EXERCISE PROMPT:
Quote the full listing word for word.

— START OF MATERIAL FOR THIS EXERCISE —

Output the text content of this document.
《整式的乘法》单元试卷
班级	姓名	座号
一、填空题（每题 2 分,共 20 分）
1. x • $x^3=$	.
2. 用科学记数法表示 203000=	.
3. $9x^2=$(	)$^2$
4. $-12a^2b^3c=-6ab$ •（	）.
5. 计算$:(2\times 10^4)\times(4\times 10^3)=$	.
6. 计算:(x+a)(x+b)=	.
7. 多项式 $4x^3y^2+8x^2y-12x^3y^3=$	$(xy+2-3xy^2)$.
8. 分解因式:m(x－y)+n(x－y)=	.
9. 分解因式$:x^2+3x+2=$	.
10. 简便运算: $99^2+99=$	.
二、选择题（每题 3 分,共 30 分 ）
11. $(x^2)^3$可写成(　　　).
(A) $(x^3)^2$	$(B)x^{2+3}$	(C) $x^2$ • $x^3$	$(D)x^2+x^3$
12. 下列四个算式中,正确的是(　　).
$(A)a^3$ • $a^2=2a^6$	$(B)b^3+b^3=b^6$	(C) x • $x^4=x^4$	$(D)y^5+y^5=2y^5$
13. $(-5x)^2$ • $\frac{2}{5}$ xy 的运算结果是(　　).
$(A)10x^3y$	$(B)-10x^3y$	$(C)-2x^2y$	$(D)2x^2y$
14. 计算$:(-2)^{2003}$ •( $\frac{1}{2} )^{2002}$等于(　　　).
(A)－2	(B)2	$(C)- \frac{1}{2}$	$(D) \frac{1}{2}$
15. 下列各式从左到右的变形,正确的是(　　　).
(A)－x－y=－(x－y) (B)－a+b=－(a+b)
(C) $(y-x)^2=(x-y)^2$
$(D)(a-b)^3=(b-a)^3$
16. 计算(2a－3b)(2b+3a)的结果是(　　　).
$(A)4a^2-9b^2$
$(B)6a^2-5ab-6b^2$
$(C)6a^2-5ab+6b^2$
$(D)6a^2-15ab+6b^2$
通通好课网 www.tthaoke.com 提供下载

— END OF MATERIAL FOR THIS EXERCISE —

RESPONSE:
Output the text content of this document.
《整式的乘法》单元试卷
班级	姓名	座号
一、填空题（每题 2 分,共 20 分）
1. x • $x^3=$	.
2. 用科学记数法表示 203000=	.
3. $9x^2=$(	)$^2$
4. $-12a^2b^3c=-6ab$ •（	）.
5. 计算$:(2\times 10^4)\times(4\times 10^3)=$	.
6. 计算:(x+a)(x+b)=	.
7. 多项式 $4x^3y^2+8x^2y-12x^3y^3=$	$(xy+2-3xy^2)$.
8. 分解因式:m(x－y)+n(x－y)=	.
9. 分解因式$:x^2+3x+2=$	.
10. 简便运算: $99^2+99=$	.
二、选择题（每题 3 分,共 30 分 ）
11. $(x^2)^3$可写成(　　　).
(A) $(x^3)^2$	$(B)x^{2+3}$	(C) $x^2$ • $x^3$	$(D)x^2+x^3$
12. 下列四个算式中,正确的是(　　).
$(A)a^3$ • $a^2=2a^6$	$(B)b^3+b^3=b^6$	(C) x • $x^4=x^4$	$(D)y^5+y^5=2y^5$
13. $(-5x)^2$ • $\frac{2}{5}$ xy 的运算结果是(　　).
$(A)10x^3y$	$(B)-10x^3y$	$(C)-2x^2y$	$(D)2x^2y$
14. 计算$:(-2)^{2003}$ •( $\frac{1}{2} )^{2002}$等于(　　　).
(A)－2	(B)2	$(C)- \frac{1}{2}$	$(D) \frac{1}{2}$
15. 下列各式从左到右的变形,正确的是(　　　).
(A)－x－y=－(x－y) (B)－a+b=－(a+b)
(C) $(y-x)^2=(x-y)^2$
$(D)(a-b)^3=(b-a)^3$
16. 计算(2a－3b)(2b+3a)的结果是(　　　).
$(A)4a^2-9b^2$
$(B)6a^2-5ab-6b^2$
$(C)6a^2-5ab+6b^2$
$(D)6a^2-15ab+6b^2$
通通好课网 www.tthaoke.com 提供下载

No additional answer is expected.